TASK GOAL >> How many lines of these entries hold the string "Measurement"? Answer with the number alone.

ROWS >>
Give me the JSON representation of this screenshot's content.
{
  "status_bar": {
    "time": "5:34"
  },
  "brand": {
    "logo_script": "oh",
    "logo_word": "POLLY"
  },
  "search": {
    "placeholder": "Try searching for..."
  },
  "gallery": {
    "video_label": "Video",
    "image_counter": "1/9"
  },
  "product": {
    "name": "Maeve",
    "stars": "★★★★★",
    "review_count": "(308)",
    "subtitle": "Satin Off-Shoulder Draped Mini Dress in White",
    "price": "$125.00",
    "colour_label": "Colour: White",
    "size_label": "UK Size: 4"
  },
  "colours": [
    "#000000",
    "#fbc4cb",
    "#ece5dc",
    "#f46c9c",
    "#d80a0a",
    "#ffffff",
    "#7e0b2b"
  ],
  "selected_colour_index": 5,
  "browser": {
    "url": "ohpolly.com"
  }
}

---

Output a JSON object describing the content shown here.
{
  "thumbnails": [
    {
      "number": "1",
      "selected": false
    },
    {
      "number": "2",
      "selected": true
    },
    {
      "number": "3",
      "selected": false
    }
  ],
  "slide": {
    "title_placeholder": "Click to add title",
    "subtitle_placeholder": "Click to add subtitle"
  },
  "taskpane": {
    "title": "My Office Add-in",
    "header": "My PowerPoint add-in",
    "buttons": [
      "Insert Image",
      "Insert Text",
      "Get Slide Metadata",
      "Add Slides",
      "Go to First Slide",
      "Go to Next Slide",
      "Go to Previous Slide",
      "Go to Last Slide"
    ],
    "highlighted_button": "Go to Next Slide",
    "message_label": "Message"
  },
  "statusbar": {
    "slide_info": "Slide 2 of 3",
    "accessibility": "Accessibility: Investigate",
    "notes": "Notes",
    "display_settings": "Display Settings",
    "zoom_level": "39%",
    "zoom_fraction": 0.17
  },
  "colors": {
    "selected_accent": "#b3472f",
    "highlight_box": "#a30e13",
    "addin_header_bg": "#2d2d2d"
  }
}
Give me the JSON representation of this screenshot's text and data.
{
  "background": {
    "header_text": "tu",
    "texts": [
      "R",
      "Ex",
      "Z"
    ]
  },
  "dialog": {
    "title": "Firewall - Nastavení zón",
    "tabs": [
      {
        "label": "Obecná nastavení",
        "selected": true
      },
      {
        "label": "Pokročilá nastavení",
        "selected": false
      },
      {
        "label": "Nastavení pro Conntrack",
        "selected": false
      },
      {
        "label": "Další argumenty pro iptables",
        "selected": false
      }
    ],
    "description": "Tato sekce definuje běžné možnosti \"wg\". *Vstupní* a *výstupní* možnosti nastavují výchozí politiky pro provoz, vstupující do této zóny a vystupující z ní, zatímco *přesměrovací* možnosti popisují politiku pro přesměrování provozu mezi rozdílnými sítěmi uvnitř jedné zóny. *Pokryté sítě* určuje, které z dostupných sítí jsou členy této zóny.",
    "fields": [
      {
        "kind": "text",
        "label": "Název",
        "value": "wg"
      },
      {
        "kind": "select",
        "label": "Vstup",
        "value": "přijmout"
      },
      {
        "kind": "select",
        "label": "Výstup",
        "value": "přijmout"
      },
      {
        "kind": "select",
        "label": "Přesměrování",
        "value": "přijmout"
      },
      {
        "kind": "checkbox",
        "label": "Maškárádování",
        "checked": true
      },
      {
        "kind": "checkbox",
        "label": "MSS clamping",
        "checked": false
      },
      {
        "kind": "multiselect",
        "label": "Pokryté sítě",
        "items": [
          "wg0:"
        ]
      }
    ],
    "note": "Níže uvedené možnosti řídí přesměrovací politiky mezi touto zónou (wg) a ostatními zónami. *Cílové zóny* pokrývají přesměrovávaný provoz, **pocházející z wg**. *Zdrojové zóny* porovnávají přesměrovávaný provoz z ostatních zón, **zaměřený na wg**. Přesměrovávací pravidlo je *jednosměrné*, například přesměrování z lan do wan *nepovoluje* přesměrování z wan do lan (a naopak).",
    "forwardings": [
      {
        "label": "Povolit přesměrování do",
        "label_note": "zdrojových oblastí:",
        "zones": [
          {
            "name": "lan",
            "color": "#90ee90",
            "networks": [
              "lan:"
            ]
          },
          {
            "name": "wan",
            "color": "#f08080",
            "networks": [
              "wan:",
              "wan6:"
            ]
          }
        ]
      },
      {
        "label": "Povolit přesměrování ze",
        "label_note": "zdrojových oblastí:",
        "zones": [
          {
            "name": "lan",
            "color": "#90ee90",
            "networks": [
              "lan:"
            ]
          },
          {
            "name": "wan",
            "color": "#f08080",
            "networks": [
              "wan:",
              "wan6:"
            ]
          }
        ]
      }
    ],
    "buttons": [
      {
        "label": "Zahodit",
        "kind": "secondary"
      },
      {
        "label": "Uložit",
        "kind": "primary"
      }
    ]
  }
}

--

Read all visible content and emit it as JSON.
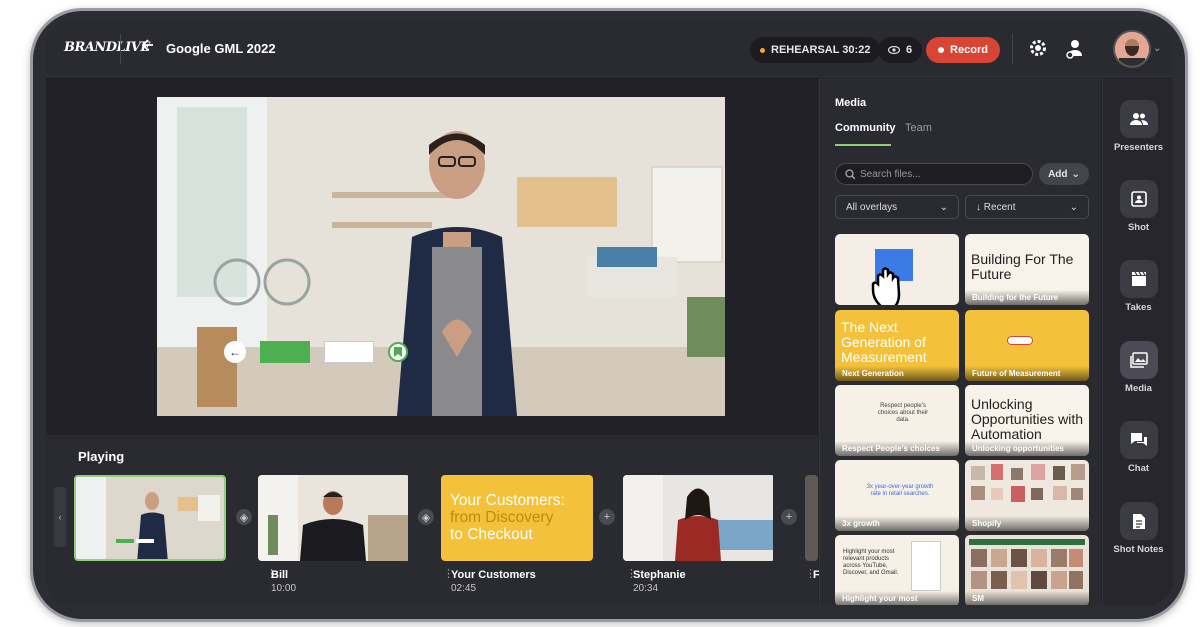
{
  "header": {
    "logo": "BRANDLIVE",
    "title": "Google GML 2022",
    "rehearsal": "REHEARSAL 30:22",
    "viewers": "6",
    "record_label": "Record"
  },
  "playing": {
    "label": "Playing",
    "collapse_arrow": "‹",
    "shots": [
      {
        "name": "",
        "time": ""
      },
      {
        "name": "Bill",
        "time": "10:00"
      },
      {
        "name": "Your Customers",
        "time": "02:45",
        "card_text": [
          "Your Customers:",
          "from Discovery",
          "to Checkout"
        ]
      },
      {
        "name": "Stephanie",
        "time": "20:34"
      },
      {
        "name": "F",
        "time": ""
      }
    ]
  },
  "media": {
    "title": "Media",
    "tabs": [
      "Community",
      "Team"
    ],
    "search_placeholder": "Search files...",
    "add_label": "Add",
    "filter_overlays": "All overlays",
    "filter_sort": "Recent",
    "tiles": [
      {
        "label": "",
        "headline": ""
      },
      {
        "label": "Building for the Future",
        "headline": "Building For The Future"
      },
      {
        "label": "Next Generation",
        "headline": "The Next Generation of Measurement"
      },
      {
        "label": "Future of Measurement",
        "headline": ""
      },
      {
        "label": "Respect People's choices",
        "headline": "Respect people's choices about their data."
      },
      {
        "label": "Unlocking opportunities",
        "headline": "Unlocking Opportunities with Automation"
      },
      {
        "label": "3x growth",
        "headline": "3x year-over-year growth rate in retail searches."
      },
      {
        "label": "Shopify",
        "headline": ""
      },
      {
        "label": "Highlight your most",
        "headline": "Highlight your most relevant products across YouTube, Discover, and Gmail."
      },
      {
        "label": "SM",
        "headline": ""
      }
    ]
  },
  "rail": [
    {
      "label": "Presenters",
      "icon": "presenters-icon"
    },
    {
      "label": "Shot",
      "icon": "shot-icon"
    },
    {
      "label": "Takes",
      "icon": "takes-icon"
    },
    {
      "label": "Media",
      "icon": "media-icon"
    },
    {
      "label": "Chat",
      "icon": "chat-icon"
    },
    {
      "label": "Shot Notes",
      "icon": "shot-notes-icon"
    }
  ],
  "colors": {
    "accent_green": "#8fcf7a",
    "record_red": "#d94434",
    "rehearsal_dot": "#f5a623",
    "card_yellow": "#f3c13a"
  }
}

REPLY >> 2